* **Text segment**
────────────────

Join Richard Harrington for an in-depth discussion in this video Recording audio with a laptop, part of Video Gear: Audio.
- So Rich, we're taken a look a quite few, sort of alternatives to the Zoom H4n, including an additional, you know digital audio recorder, we've taken a look at some attachments that we can make to a phone. Now there's one thing that has been traditionally used in sort of field audio recording, and that is the field mixer. Now the field mixer can of course be worn by the audio person, you've often seen that. Somebody wearing a belt pack around their waist, and they have all sorts of wires going in and out, - [Rich] Right. - And you know, that works. But there are also situations where you want sort of a more traditional type field mixer, kind of like what you'd see in edits suite or something like that, and this is a really cool one that we've got right here.
This is from the guys at Behringer, and this is actually a digital audio mixer, in the sense that it connects to something digitally, via USB, and tell us a little bit about it. - It's pretty simple. The idea here, is that you're probably bringing a laptop on location anyways, or access to a computer. - Right. Why not use that computer as the hard drive recorder. And all this does, is it pulls power from the USB port on the computer and it powers a small mixer, and this small mixer has several inputs. We can take a XLR input, plug that in, and actually provide power to a microphone, you see there that it's sending it through, and then next to it, you have two more RCA jacks, so you can decide to use four RCA inputs or use the one XLR, and then also have one set of RCA.
- So two total inputs. - Two total inputs, works fine. They both have controls here for gain, and you can actually adjust the volume there. - [Robbie] Got a little EQ sliders there, as well. - [Rich] Yeah, yep right down here, pretty simple there, So we can dial that in, we can adjust some of the paning, the balance, the lows and the highs. Pretty easy. And then you of course have an actual gain knob, and you can actually monitor the audio right here, at the device. - Which is important, because you know when it comes to monitoring you're going to want to monitor, ideally in every part of the chain, at the source, at the mixer, at the computer. Now Rich, you've gone ahead and plugged this in, and I have the USB connection over here to my computer.

────────────────

* **Written instruction**
Copy the audio recording transcript from the words "Join Richard Harrington" through "got right here.", swapping "field mixer" for "portable mixer" each time it occurs.

* **Material shown**
────────────────

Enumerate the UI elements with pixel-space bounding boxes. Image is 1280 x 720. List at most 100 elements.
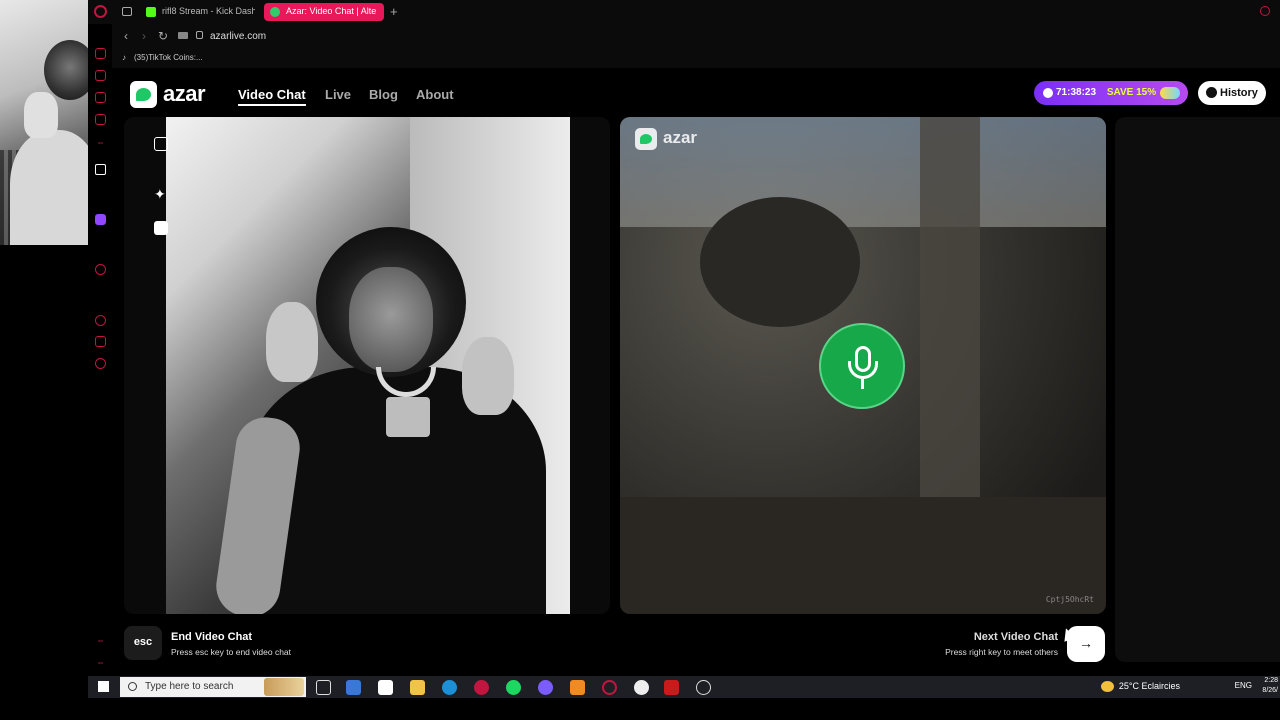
- system-clock[interactable]: 2:28 8/26/: [1262, 676, 1278, 696]
- sidebar-extensions-icon[interactable]: [95, 336, 106, 347]
- search-tabs-icon[interactable]: [1260, 6, 1270, 16]
- language-indicator[interactable]: ENG: [1235, 681, 1252, 690]
- nav-about[interactable]: About: [416, 87, 454, 102]
- sidebar-bag-icon[interactable]: [95, 70, 106, 81]
- webcam-person-body: [10, 130, 88, 245]
- end-chat-esc-button[interactable]: esc: [124, 626, 162, 660]
- peer-background-floor: [620, 497, 1106, 614]
- streamer-webcam-overlay: [0, 0, 88, 245]
- lock-icon[interactable]: [196, 31, 203, 39]
- history-label: History: [1220, 87, 1258, 99]
- windows-taskbar: Type here to search 25°C Eclaircies ENG …: [88, 676, 1280, 698]
- sidebar-more-icon[interactable]: [98, 640, 103, 642]
- new-tab-button[interactable]: +: [390, 4, 398, 19]
- reload-icon[interactable]: ↻: [158, 29, 168, 43]
- sidebar-twitch-icon[interactable]: [95, 214, 106, 225]
- app-red-icon[interactable]: [664, 680, 679, 695]
- clock-time: 2:28: [1264, 677, 1278, 684]
- search-icon: [128, 682, 137, 691]
- bookmarks-bar: (35)TikTok Coins:... ♪: [88, 48, 1280, 68]
- opera-icon[interactable]: [602, 680, 617, 695]
- sidebar-chat-icon[interactable]: [95, 92, 106, 103]
- peer-background-object: [700, 197, 860, 327]
- search-placeholder: Type here to search: [145, 681, 234, 692]
- tiktok-icon: ♪: [122, 53, 126, 62]
- azar-favicon-icon: [270, 7, 280, 17]
- tab-overview-icon[interactable]: [122, 7, 132, 16]
- sidebar-settings-icon[interactable]: [95, 358, 106, 369]
- sparkle-effects-icon[interactable]: ✦: [154, 187, 168, 201]
- app-circle-icon[interactable]: [696, 680, 711, 695]
- search-highlight-image: [264, 678, 304, 696]
- azar-watermark-icon: [635, 128, 657, 150]
- sidebar-divider: [98, 142, 103, 144]
- nav-blog[interactable]: Blog: [369, 87, 398, 102]
- tab-azar[interactable]: Azar: Video Chat | Alte: [264, 3, 384, 21]
- nav-video-chat[interactable]: Video Chat: [238, 87, 306, 106]
- promo-save: SAVE 15%: [1106, 87, 1157, 98]
- file-explorer-icon[interactable]: [410, 680, 425, 695]
- sidebar-player-icon[interactable]: [95, 264, 106, 275]
- task-view-icon[interactable]: [316, 680, 331, 695]
- history-clock-icon: [1206, 87, 1217, 98]
- windows-start-icon[interactable]: [98, 681, 109, 692]
- sidebar-arc-icon[interactable]: [95, 164, 106, 175]
- url-field[interactable]: azarlive.com: [210, 31, 266, 42]
- next-chat-subtitle: Press right key to meet others: [945, 647, 1058, 657]
- photo-hand-right: [462, 337, 514, 415]
- self-video-panel: ✦: [124, 117, 610, 614]
- expand-icon[interactable]: [154, 137, 168, 151]
- watermark-text: azar: [663, 128, 698, 147]
- weather-icon[interactable]: [1101, 681, 1114, 692]
- obs-icon[interactable]: [634, 680, 649, 695]
- tab-title: Azar: Video Chat | Alte: [286, 6, 377, 16]
- weather-text[interactable]: 25°C Eclaircies: [1119, 681, 1180, 691]
- promo-badge[interactable]: 71:38:23 SAVE 15%: [1034, 81, 1188, 105]
- nav-live[interactable]: Live: [325, 87, 351, 102]
- photo-hand-left: [266, 302, 318, 382]
- peer-video-panel: azar Cptj5OhcRt: [620, 117, 1106, 614]
- webcam-person-hand: [24, 92, 58, 138]
- forward-icon[interactable]: ›: [142, 29, 146, 43]
- side-panel: [1115, 117, 1280, 662]
- sticker-face-icon[interactable]: [154, 221, 168, 235]
- timer-clock-icon: [1043, 88, 1053, 98]
- opera-logo-icon[interactable]: [94, 5, 107, 18]
- sidebar-history-icon[interactable]: [95, 315, 106, 326]
- azar-site: azar Video Chat Live Blog About 71:38:23…: [112, 68, 1280, 676]
- sidebar-messenger-icon[interactable]: [95, 48, 106, 59]
- taskbar-search-input[interactable]: Type here to search: [120, 677, 306, 697]
- mail-icon[interactable]: [378, 680, 393, 695]
- spotify-icon[interactable]: [506, 680, 521, 695]
- azar-logo-icon: [130, 81, 157, 108]
- app-a-icon[interactable]: [570, 680, 585, 695]
- sidebar-news-icon[interactable]: [95, 114, 106, 125]
- sidebar-menu-icon[interactable]: [98, 662, 103, 664]
- screen-bottom-bar: [0, 698, 1280, 720]
- clock-date: 8/26/: [1262, 687, 1278, 694]
- bookmark-tiktok[interactable]: (35)TikTok Coins:...: [134, 53, 203, 62]
- microphone-button[interactable]: [819, 323, 905, 409]
- browser-tab-bar: rifl8 Stream - Kick Dashb Azar: Video Ch…: [88, 0, 1280, 24]
- azar-logo[interactable]: azar: [130, 81, 220, 109]
- photo-face: [349, 267, 433, 372]
- store-icon[interactable]: [346, 680, 361, 695]
- back-icon[interactable]: ‹: [124, 29, 128, 43]
- tab-kick-dashboard[interactable]: rifl8 Stream - Kick Dashb: [140, 3, 255, 21]
- kick-favicon-icon: [146, 7, 156, 17]
- browser-sidebar: [88, 24, 112, 676]
- photo-pendant: [386, 397, 430, 437]
- end-chat-subtitle: Press esc key to end video chat: [171, 647, 292, 657]
- tab-title: rifl8 Stream - Kick Dashb: [162, 6, 255, 16]
- edge-icon[interactable]: [442, 680, 457, 695]
- opera-gx-icon[interactable]: [474, 680, 489, 695]
- discord-icon[interactable]: [538, 680, 553, 695]
- self-video-feed: [166, 117, 570, 614]
- history-button[interactable]: History: [1198, 81, 1266, 105]
- microphone-icon-cup: [848, 361, 878, 379]
- promo-timer: 71:38:23: [1056, 87, 1097, 98]
- logo-text: azar: [163, 81, 206, 106]
- microphone-icon-stem: [861, 379, 864, 389]
- camera-in-use-icon[interactable]: [178, 32, 188, 39]
- webcam-person-head: [44, 40, 88, 100]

────────────────

* **Solution to this task**
Join Richard Harrington for an in-depth discussion in this video Recording audio with a laptop, part of Video Gear: Audio.
- So Rich, we're taken a look a quite few, sort of alternatives to the Zoom H4n, including an additional, you know digital audio recorder, we've taken a look at some attachments that we can make to a phone. Now there's one thing that has been traditionally used in sort of field audio recording, and that is the portable mixer. Now the portable mixer can of course be worn by the audio person, you've often seen that. Somebody wearing a belt pack around their waist, and they have all sorts of wires going in and out, - [Rich] Right. - And you know, that works. But there are also situations where you want sort of a more traditional type portable mixer, kind of like what you'd see in edits suite or something like that, and this is a really cool one that we've got right here.